PROMPT –
Print the entries below word for word; the pictures stay out of your copy.
::: DATA FOR THE TASK :::
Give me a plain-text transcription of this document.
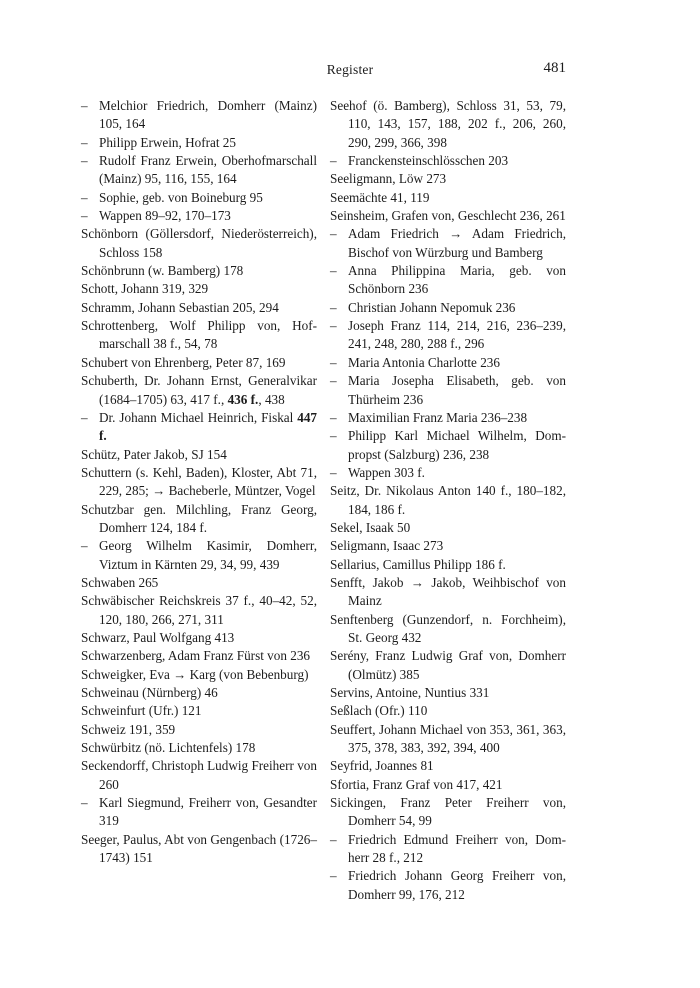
Register	481

– Melchior Friedrich, Domherr (Mainz) 105, 164

– Philipp Erwein, Hofrat 25

– Rudolf Franz Erwein, Oberhofmarschall (Mainz) 95, 116, 155, 164

– Sophie, geb. von Boineburg 95

– Wappen 89–92, 170–173

Schönborn (Göllersdorf, Niederösterreich), Schloss 158

Schönbrunn (w. Bamberg) 178

Schott, Johann 319, 329

Schramm, Johann Sebastian 205, 294

Schrottenberg, Wolf Philipp von, Hofmarschall 38 f., 54, 78

Schubert von Ehrenberg, Peter 87, 169

Schuberth, Dr. Johann Ernst, Generalvikar (1684–1705) 63, 417 f., 436 f., 438

– Dr. Johann Michael Heinrich, Fiskal 447 f.

Schütz, Pater Jakob, SJ 154

Schuttern (s. Kehl, Baden), Kloster, Abt 71, 229, 285; → Bacheberle, Müntzer, Vogel

Schutzbar gen. Milchling, Franz Georg, Domherr 124, 184 f.

– Georg Wilhelm Kasimir, Domherr, Viztum in Kärnten 29, 34, 99, 439

Schwaben 265

Schwäbischer Reichskreis 37 f., 40–42, 52, 120, 180, 266, 271, 311

Schwarz, Paul Wolfgang 413

Schwarzenberg, Adam Franz Fürst von 236

Schweigker, Eva → Karg (von Bebenburg)

Schweinau (Nürnberg) 46

Schweinfurt (Ufr.) 121

Schweiz 191, 359

Schwürbitz (nö. Lichtenfels) 178

Seckendorff, Christoph Ludwig Freiherr von 260

– Karl Siegmund, Freiherr von, Gesandter 319

Seeger, Paulus, Abt von Gengenbach (1726–1743) 151

Seehof (ö. Bamberg), Schloss 31, 53, 79, 110, 143, 157, 188, 202 f., 206, 260, 290, 299, 366, 398

– Franckensteinschlösschen 203

Seeligmann, Löw 273

Seemächte 41, 119

Seinsheim, Grafen von, Geschlecht 236, 261

– Adam Friedrich → Adam Friedrich, Bischof von Würzburg und Bamberg

– Anna Philippina Maria, geb. von Schönborn 236

– Christian Johann Nepomuk 236

– Joseph Franz 114, 214, 216, 236–239, 241, 248, 280, 288 f., 296

– Maria Antonia Charlotte 236

– Maria Josepha Elisabeth, geb. von Thürheim 236

– Maximilian Franz Maria 236–238

– Philipp Karl Michael Wilhelm, Dompropst (Salzburg) 236, 238

– Wappen 303 f.

Seitz, Dr. Nikolaus Anton 140 f., 180–182, 184, 186 f.

Sekel, Isaak 50

Seligmann, Isaac 273

Sellarius, Camillus Philipp 186 f.

Senfft, Jakob → Jakob, Weihbischof von Mainz

Senftenberg (Gunzendorf, n. Forchheim), St. Georg 432

Serény, Franz Ludwig Graf von, Domherr (Olmütz) 385

Servins, Antoine, Nuntius 331

Seßlach (Ofr.) 110

Seuffert, Johann Michael von 353, 361, 363, 375, 378, 383, 392, 394, 400

Seyfrid, Joannes 81

Sfortia, Franz Graf von 417, 421

Sickingen, Franz Peter Freiherr von, Domherr 54, 99

– Friedrich Edmund Freiherr von, Domherr 28 f., 212

– Friedrich Johann Georg Freiherr von, Domherr 99, 176, 212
:::
ANSWER TO THE PROBLEM –
Give me a plain-text transcription of this document.
Register	481

– Melchior Friedrich, Domherr (Mainz) 105, 164

– Philipp Erwein, Hofrat 25

– Rudolf Franz Erwein, Oberhofmarschall (Mainz) 95, 116, 155, 164

– Sophie, geb. von Boineburg 95

– Wappen 89–92, 170–173

Schönborn (Göllersdorf, Niederösterreich), Schloss 158

Schönbrunn (w. Bamberg) 178

Schott, Johann 319, 329

Schramm, Johann Sebastian 205, 294

Schrottenberg, Wolf Philipp von, Hofmarschall 38 f., 54, 78

Schubert von Ehrenberg, Peter 87, 169

Schuberth, Dr. Johann Ernst, Generalvikar (1684–1705) 63, 417 f., 436 f., 438

– Dr. Johann Michael Heinrich, Fiskal 447 f.

Schütz, Pater Jakob, SJ 154

Schuttern (s. Kehl, Baden), Kloster, Abt 71, 229, 285; → Bacheberle, Müntzer, Vogel

Schutzbar gen. Milchling, Franz Georg, Domherr 124, 184 f.

– Georg Wilhelm Kasimir, Domherr, Viztum in Kärnten 29, 34, 99, 439

Schwaben 265

Schwäbischer Reichskreis 37 f., 40–42, 52, 120, 180, 266, 271, 311

Schwarz, Paul Wolfgang 413

Schwarzenberg, Adam Franz Fürst von 236

Schweigker, Eva → Karg (von Bebenburg)

Schweinau (Nürnberg) 46

Schweinfurt (Ufr.) 121

Schweiz 191, 359

Schwürbitz (nö. Lichtenfels) 178

Seckendorff, Christoph Ludwig Freiherr von 260

– Karl Siegmund, Freiherr von, Gesandter 319

Seeger, Paulus, Abt von Gengenbach (1726–1743) 151

Seehof (ö. Bamberg), Schloss 31, 53, 79, 110, 143, 157, 188, 202 f., 206, 260, 290, 299, 366, 398

– Franckensteinschlösschen 203

Seeligmann, Löw 273

Seemächte 41, 119

Seinsheim, Grafen von, Geschlecht 236, 261

– Adam Friedrich → Adam Friedrich, Bischof von Würzburg und Bamberg

– Anna Philippina Maria, geb. von Schönborn 236

– Christian Johann Nepomuk 236

– Joseph Franz 114, 214, 216, 236–239, 241, 248, 280, 288 f., 296

– Maria Antonia Charlotte 236

– Maria Josepha Elisabeth, geb. von Thürheim 236

– Maximilian Franz Maria 236–238

– Philipp Karl Michael Wilhelm, Dompropst (Salzburg) 236, 238

– Wappen 303 f.

Seitz, Dr. Nikolaus Anton 140 f., 180–182, 184, 186 f.

Sekel, Isaak 50

Seligmann, Isaac 273

Sellarius, Camillus Philipp 186 f.

Senfft, Jakob → Jakob, Weihbischof von Mainz

Senftenberg (Gunzendorf, n. Forchheim), St. Georg 432

Serény, Franz Ludwig Graf von, Domherr (Olmütz) 385

Servins, Antoine, Nuntius 331

Seßlach (Ofr.) 110

Seuffert, Johann Michael von 353, 361, 363, 375, 378, 383, 392, 394, 400

Seyfrid, Joannes 81

Sfortia, Franz Graf von 417, 421

Sickingen, Franz Peter Freiherr von, Domherr 54, 99

– Friedrich Edmund Freiherr von, Domherr 28 f., 212

– Friedrich Johann Georg Freiherr von, Domherr 99, 176, 212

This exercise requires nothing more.